====== DATASET ======

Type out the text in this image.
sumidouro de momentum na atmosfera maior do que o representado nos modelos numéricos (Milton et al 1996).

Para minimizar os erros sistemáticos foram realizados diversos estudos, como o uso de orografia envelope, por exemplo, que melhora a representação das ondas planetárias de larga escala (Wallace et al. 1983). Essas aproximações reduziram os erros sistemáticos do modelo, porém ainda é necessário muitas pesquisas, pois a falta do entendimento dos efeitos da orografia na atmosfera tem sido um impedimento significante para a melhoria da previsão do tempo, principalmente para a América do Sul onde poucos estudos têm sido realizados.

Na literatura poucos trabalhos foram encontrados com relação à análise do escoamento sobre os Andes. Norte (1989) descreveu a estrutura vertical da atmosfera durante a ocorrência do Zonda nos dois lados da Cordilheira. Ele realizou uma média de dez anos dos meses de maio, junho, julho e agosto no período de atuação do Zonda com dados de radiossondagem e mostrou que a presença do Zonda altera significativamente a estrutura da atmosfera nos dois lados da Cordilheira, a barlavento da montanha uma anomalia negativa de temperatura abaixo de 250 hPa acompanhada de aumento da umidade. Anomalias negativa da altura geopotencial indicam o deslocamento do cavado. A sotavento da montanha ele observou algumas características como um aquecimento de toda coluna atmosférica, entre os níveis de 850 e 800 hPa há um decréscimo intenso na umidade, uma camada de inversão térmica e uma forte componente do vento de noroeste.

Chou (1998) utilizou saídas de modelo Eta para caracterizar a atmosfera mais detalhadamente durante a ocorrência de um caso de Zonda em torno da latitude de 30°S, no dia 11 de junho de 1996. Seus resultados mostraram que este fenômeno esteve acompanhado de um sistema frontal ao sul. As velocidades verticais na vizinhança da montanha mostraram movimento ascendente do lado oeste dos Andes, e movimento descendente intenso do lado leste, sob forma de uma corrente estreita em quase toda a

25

======

— SET EXERCISE —
Retype all of the data shown above, word for word.

— EXPECTED ANSWER —
Type out the text in this image.
sumidouro de momentum na atmosfera maior do que o representado nos modelos numéricos (Milton et al 1996).

Para minimizar os erros sistemáticos foram realizados diversos estudos, como o uso de orografia envelope, por exemplo, que melhora a representação das ondas planetárias de larga escala (Wallace et al. 1983). Essas aproximações reduziram os erros sistemáticos do modelo, porém ainda é necessário muitas pesquisas, pois a falta do entendimento dos efeitos da orografia na atmosfera tem sido um impedimento significante para a melhoria da previsão do tempo, principalmente para a América do Sul onde poucos estudos têm sido realizados.

Na literatura poucos trabalhos foram encontrados com relação à análise do escoamento sobre os Andes. Norte (1989) descreveu a estrutura vertical da atmosfera durante a ocorrência do Zonda nos dois lados da Cordilheira. Ele realizou uma média de dez anos dos meses de maio, junho, julho e agosto no período de atuação do Zonda com dados de radiossondagem e mostrou que a presença do Zonda altera significativamente a estrutura da atmosfera nos dois lados da Cordilheira, a barlavento da montanha uma anomalia negativa de temperatura abaixo de 250 hPa acompanhada de aumento da umidade. Anomalias negativa da altura geopotencial indicam o deslocamento do cavado. A sotavento da montanha ele observou algumas características como um aquecimento de toda coluna atmosférica, entre os níveis de 850 e 800 hPa há um decréscimo intenso na umidade, uma camada de inversão térmica e uma forte componente do vento de noroeste.

Chou (1998) utilizou saídas de modelo Eta para caracterizar a atmosfera mais detalhadamente durante a ocorrência de um caso de Zonda em torno da latitude de 30°S, no dia 11 de junho de 1996. Seus resultados mostraram que este fenômeno esteve acompanhado de um sistema frontal ao sul. As velocidades verticais na vizinhança da montanha mostraram movimento ascendente do lado oeste dos Andes, e movimento descendente intenso do lado leste, sob forma de uma corrente estreita em quase toda a

25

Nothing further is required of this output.